> [AIM] Please write out the complete listing that follows, exactly as it reads.

::::::

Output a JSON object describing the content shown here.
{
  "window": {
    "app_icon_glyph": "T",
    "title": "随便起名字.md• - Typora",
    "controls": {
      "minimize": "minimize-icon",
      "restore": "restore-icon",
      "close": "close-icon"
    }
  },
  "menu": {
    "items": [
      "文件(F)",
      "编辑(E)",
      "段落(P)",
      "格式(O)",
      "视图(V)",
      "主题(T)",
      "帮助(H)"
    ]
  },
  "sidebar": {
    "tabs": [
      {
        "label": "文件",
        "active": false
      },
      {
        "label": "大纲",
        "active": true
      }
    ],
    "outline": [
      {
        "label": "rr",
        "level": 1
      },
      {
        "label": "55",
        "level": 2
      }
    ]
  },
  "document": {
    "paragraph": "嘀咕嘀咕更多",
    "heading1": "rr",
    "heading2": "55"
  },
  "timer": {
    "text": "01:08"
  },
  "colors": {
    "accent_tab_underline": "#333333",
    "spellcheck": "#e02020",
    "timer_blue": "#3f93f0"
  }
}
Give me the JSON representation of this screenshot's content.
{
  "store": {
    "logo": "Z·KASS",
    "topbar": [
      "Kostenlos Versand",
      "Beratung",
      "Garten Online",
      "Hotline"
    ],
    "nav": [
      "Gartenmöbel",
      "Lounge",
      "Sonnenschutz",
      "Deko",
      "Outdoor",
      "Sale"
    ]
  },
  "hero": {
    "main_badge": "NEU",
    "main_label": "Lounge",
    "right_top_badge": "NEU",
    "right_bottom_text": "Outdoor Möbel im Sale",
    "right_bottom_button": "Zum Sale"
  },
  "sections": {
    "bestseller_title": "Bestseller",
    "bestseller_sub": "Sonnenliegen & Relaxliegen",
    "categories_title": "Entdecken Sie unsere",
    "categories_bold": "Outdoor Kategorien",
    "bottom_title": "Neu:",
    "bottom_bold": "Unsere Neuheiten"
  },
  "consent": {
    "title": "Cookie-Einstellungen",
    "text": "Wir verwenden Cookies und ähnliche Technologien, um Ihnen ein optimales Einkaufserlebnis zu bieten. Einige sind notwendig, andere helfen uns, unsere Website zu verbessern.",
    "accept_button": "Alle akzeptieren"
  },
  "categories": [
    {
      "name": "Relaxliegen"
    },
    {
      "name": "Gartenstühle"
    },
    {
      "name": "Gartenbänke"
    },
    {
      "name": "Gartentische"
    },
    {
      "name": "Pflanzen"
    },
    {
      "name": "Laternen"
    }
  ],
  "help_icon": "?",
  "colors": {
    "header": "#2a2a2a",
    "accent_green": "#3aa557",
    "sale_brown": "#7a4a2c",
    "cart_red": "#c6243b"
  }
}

::::::

> [THE COMPLETED TASK]
Output a JSON object describing the content shown here.
{
  "window": {
    "app_icon_glyph": "T",
    "title": "随便起名字.md• - Typora",
    "controls": {
      "minimize": "minimize-icon",
      "restore": "restore-icon",
      "close": "close-icon"
    }
  },
  "menu": {
    "items": [
      "文件(F)",
      "编辑(E)",
      "段落(P)",
      "格式(O)",
      "视图(V)",
      "主题(T)",
      "帮助(H)"
    ]
  },
  "sidebar": {
    "tabs": [
      {
        "label": "文件",
        "active": false
      },
      {
        "label": "大纲",
        "active": true
      }
    ],
    "outline": [
      {
        "label": "rr",
        "level": 1
      },
      {
        "label": "55",
        "level": 2
      }
    ]
  },
  "document": {
    "paragraph": "嘀咕嘀咕更多",
    "heading1": "rr",
    "heading2": "55"
  },
  "timer": {
    "text": "01:08"
  },
  "colors": {
    "accent_tab_underline": "#333333",
    "spellcheck": "#e02020",
    "timer_blue": "#3f93f0"
  }
}
Give me the JSON representation of this screenshot's content.
{
  "store": {
    "logo": "Z·KASS",
    "topbar": [
      "Kostenlos Versand",
      "Beratung",
      "Garten Online",
      "Hotline"
    ],
    "nav": [
      "Gartenmöbel",
      "Lounge",
      "Sonnenschutz",
      "Deko",
      "Outdoor",
      "Sale"
    ]
  },
  "hero": {
    "main_badge": "NEU",
    "main_label": "Lounge",
    "right_top_badge": "NEU",
    "right_bottom_text": "Outdoor Möbel im Sale",
    "right_bottom_button": "Zum Sale"
  },
  "sections": {
    "bestseller_title": "Bestseller",
    "bestseller_sub": "Sonnenliegen & Relaxliegen",
    "categories_title": "Entdecken Sie unsere",
    "categories_bold": "Outdoor Kategorien",
    "bottom_title": "Neu:",
    "bottom_bold": "Unsere Neuheiten"
  },
  "consent": {
    "title": "Cookie-Einstellungen",
    "text": "Wir verwenden Cookies und ähnliche Technologien, um Ihnen ein optimales Einkaufserlebnis zu bieten. Einige sind notwendig, andere helfen uns, unsere Website zu verbessern.",
    "accept_button": "Alle akzeptieren"
  },
  "categories": [
    {
      "name": "Relaxliegen"
    },
    {
      "name": "Gartenstühle"
    },
    {
      "name": "Gartenbänke"
    },
    {
      "name": "Gartentische"
    },
    {
      "name": "Pflanzen"
    },
    {
      "name": "Laternen"
    }
  ],
  "help_icon": "?",
  "colors": {
    "header": "#2a2a2a",
    "accent_green": "#3aa557",
    "sale_brown": "#7a4a2c",
    "cart_red": "#c6243b"
  }
}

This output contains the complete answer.